What is the number of lines holding the word "icon"? Give that number alone.
──────────────────────────────
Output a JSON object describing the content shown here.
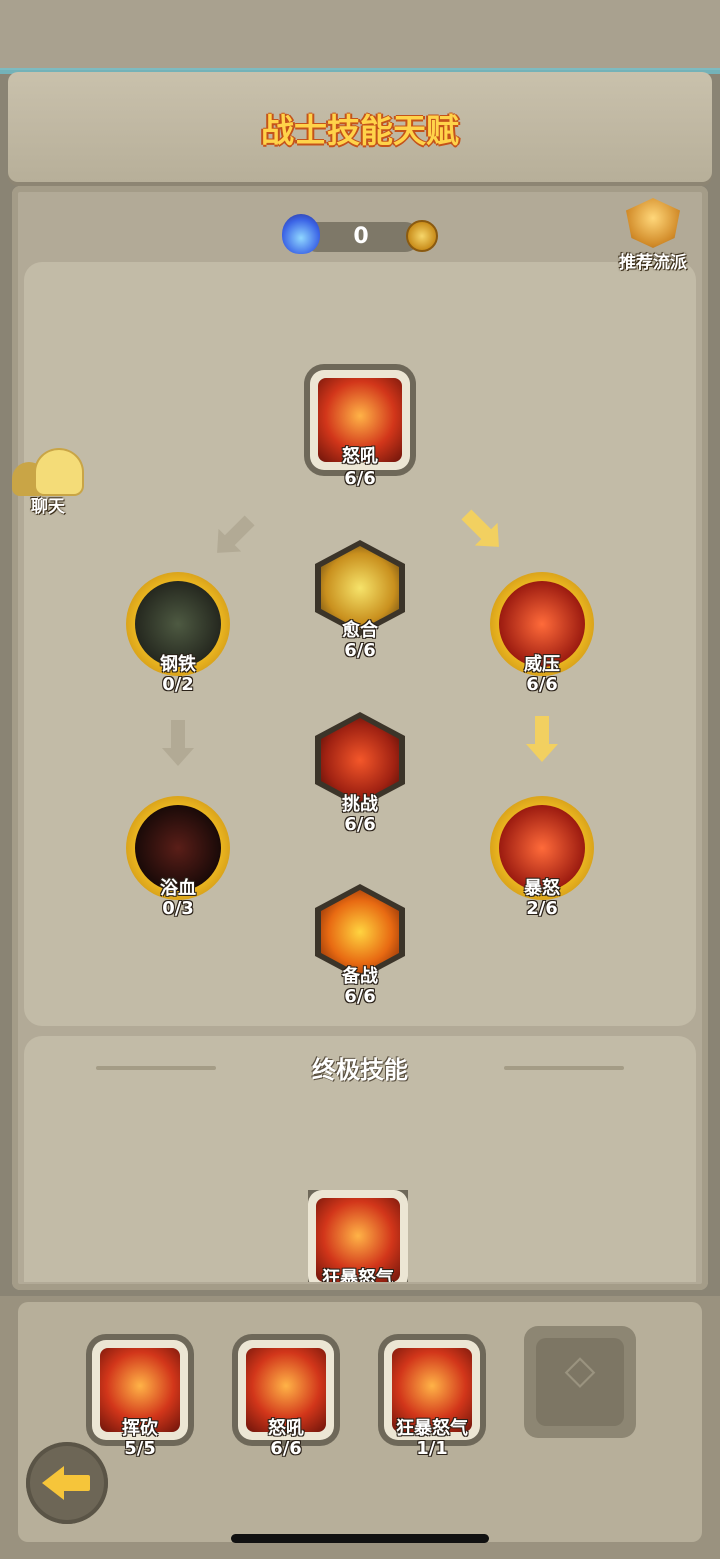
{
  "header": {
    "title": "战士技能天赋"
  },
  "currency": {
    "value": "0",
    "icon": "blue-flame-icon",
    "coin_icon": "gold-coin-icon"
  },
  "recommend": {
    "label": "推荐流派",
    "icon": "fist-badge-icon"
  },
  "chat": {
    "label": "聊天",
    "icon": "ghost-chat-icon"
  },
  "tree": {
    "nuhou": {
      "name": "怒吼",
      "level": "6/6"
    },
    "yuhe": {
      "name": "愈合",
      "level": "6/6"
    },
    "gangtie": {
      "name": "钢铁",
      "level": "0/2"
    },
    "weiya": {
      "name": "威压",
      "level": "6/6"
    },
    "tiaozhan": {
      "name": "挑战",
      "level": "6/6"
    },
    "yuxue": {
      "name": "浴血",
      "level": "0/3"
    },
    "baonu": {
      "name": "暴怒",
      "level": "2/6"
    },
    "beizhan": {
      "name": "备战",
      "level": "6/6"
    }
  },
  "ultimate": {
    "section_title": "终极技能",
    "skill": {
      "name": "狂暴怒气"
    }
  },
  "equipped": [
    {
      "name": "挥砍",
      "level": "5/5"
    },
    {
      "name": "怒吼",
      "level": "6/6"
    },
    {
      "name": "狂暴怒气",
      "level": "1/1"
    }
  ],
  "colors": {
    "title_gold": "#ffd34a",
    "arrow_active": "#f2d060",
    "panel": "#c2bba7"
  }
}
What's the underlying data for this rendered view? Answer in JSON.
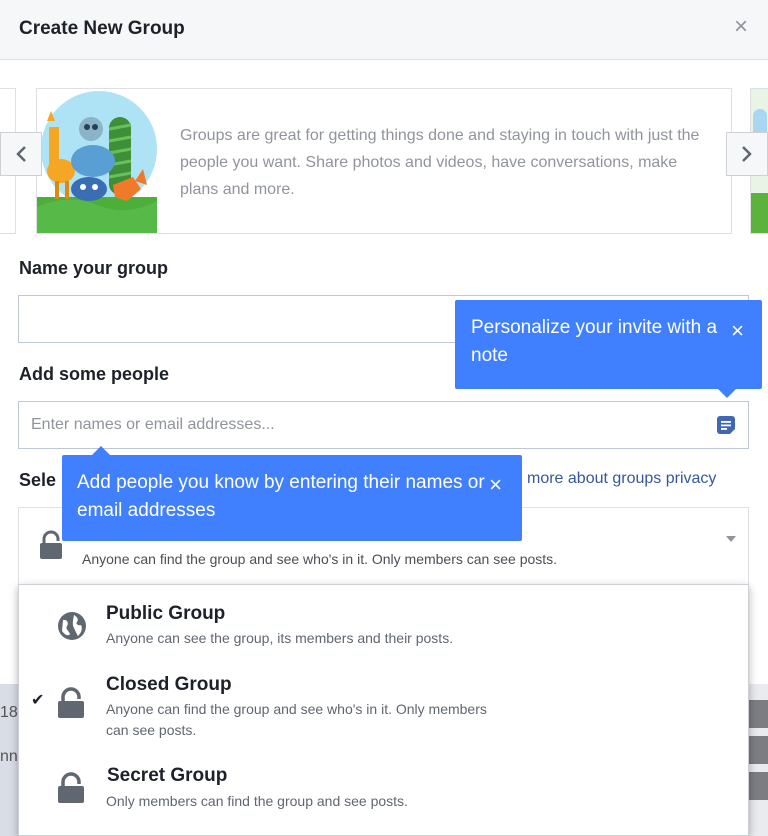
──────────────────────────────
Solution for this exercise ->
4